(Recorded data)
▬▬▬▬▬▬▬▬▬▬

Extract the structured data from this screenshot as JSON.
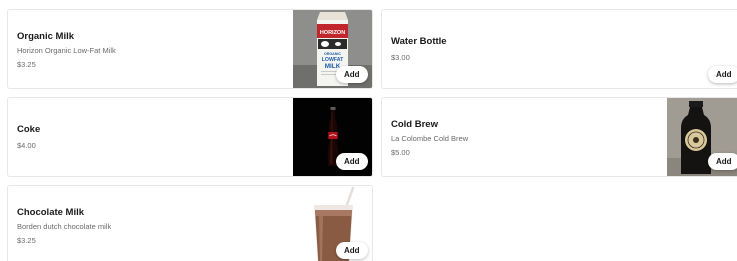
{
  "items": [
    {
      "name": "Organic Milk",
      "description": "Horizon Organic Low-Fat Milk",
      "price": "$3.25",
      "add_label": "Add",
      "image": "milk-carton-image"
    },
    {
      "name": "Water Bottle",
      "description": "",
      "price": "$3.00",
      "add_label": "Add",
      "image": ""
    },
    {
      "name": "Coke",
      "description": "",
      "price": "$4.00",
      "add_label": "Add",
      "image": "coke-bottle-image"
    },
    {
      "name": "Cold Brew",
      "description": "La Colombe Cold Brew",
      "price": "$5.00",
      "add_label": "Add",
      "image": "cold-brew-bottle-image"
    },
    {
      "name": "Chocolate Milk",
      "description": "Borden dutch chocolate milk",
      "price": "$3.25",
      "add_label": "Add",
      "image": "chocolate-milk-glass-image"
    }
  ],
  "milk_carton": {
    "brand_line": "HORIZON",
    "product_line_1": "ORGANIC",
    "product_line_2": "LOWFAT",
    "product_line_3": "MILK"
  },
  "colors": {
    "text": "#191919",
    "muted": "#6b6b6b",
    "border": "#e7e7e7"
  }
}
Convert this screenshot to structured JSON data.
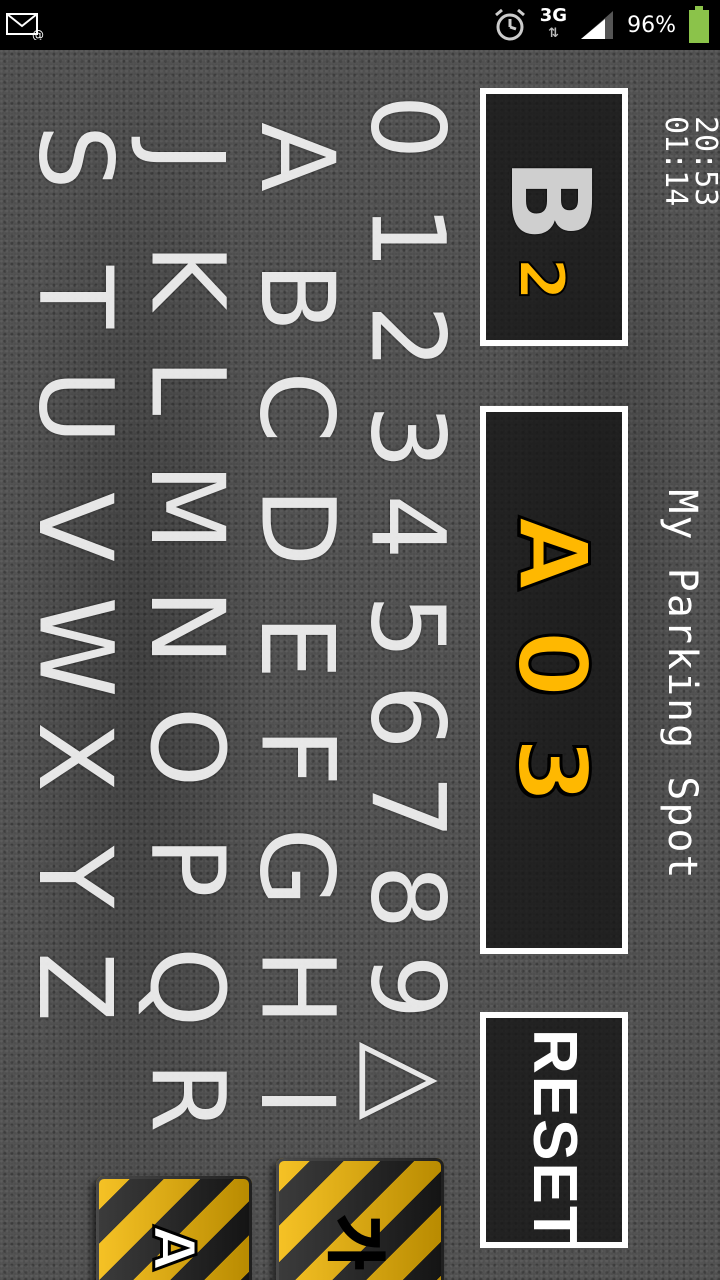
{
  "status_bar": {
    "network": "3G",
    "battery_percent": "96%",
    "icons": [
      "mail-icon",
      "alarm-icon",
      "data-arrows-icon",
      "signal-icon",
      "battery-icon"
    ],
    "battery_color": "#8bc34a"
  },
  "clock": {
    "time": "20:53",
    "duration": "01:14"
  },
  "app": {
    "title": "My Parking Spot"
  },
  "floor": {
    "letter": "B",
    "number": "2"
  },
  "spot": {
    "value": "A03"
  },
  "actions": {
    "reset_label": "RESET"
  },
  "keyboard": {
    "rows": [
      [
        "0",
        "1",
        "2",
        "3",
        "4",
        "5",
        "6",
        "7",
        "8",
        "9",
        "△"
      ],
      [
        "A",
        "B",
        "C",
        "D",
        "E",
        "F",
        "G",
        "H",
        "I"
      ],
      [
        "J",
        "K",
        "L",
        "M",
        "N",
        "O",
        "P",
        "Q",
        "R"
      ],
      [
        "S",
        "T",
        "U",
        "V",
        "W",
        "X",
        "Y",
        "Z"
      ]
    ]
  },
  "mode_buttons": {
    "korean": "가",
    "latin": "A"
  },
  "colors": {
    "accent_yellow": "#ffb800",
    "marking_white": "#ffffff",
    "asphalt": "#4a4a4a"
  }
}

▬▬▬▬▬▬▬▬▬▬

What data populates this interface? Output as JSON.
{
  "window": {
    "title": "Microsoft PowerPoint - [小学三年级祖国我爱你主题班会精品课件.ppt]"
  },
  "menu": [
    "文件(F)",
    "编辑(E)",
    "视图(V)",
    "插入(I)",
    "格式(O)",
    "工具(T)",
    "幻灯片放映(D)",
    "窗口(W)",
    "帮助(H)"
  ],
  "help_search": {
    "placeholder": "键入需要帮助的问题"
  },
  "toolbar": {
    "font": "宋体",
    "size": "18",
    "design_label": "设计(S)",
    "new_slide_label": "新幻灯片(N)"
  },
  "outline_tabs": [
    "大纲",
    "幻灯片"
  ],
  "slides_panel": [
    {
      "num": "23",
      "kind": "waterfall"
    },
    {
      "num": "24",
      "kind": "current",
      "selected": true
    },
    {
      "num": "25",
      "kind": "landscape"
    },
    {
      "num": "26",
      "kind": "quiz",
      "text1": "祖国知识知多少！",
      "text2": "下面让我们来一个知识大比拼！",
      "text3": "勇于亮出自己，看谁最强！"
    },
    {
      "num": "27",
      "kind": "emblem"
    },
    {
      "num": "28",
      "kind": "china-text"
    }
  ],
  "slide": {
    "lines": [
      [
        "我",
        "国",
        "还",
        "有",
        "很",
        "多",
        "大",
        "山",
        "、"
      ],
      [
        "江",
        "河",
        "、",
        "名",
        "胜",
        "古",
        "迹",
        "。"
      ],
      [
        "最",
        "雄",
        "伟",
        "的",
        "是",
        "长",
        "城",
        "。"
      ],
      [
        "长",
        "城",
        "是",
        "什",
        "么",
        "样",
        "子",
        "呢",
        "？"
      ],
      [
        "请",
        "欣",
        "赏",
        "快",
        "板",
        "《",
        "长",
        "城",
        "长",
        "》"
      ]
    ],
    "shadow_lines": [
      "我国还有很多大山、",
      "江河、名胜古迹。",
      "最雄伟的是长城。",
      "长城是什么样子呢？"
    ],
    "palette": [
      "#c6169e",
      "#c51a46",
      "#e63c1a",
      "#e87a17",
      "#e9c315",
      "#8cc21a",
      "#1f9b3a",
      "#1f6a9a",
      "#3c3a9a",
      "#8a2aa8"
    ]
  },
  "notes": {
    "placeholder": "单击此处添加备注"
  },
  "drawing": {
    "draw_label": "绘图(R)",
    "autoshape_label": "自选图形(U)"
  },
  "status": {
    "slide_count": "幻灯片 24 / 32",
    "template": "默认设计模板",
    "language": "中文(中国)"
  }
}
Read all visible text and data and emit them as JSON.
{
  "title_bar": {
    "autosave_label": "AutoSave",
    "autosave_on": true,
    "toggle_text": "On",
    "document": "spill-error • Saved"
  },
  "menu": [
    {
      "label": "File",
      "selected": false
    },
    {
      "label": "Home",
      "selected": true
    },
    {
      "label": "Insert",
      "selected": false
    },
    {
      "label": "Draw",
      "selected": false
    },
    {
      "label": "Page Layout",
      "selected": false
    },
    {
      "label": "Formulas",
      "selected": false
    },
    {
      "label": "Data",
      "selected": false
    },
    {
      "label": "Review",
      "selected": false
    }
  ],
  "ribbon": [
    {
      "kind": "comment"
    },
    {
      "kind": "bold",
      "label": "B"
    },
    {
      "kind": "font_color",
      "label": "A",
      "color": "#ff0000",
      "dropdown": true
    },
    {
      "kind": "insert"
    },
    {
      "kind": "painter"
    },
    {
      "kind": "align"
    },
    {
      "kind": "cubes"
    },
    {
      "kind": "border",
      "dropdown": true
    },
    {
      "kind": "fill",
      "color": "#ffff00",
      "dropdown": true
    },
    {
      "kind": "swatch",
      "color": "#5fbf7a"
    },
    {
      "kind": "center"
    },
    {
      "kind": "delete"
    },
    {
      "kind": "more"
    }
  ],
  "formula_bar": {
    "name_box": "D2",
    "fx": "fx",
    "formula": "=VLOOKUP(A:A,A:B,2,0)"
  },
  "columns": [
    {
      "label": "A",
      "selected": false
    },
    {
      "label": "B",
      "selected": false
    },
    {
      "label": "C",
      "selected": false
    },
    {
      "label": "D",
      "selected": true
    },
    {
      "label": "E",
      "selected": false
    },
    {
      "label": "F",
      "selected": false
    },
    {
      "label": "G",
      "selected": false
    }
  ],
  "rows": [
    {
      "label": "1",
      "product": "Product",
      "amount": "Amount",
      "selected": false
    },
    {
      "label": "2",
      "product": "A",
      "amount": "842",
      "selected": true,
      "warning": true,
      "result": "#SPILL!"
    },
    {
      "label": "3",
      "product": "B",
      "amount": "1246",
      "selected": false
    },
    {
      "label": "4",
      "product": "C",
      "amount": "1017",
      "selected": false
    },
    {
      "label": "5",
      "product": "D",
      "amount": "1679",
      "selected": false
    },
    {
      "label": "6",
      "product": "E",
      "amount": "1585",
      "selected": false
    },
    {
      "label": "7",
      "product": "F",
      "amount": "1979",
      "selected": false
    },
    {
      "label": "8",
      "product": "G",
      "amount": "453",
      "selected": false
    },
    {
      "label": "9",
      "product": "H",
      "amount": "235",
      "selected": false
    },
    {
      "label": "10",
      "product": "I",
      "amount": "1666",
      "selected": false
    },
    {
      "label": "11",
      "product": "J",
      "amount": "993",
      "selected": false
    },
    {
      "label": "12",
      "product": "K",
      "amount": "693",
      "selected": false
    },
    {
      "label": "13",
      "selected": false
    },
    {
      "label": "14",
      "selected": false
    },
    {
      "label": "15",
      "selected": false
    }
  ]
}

▬▬▬▬▬▬▬▬▬▬

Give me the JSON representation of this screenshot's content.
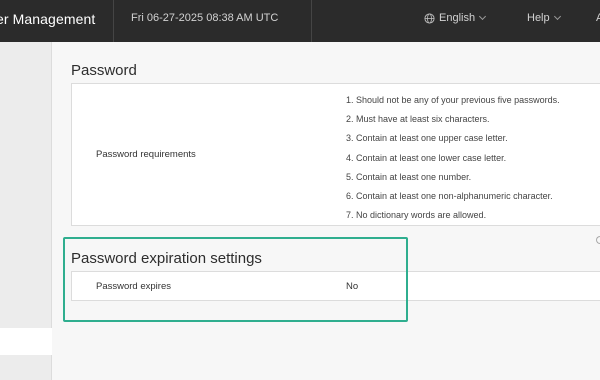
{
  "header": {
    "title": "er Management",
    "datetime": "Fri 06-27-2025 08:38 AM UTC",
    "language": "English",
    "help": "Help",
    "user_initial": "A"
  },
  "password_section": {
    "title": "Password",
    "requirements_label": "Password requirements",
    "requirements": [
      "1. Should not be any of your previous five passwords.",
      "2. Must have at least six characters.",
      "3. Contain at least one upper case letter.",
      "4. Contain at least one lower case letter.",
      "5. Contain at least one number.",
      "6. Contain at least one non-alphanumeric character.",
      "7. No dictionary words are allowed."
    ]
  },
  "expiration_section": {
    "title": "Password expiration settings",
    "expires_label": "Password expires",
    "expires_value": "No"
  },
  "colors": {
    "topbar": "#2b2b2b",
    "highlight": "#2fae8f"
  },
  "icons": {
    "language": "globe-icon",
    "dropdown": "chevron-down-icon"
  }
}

▬▬▬▬▬▬▬▬▬▬

Challenge :: Extract each line holding the string "requirements".

Written solution ::
    "requirements_label": "Password requirements",
    "requirements": [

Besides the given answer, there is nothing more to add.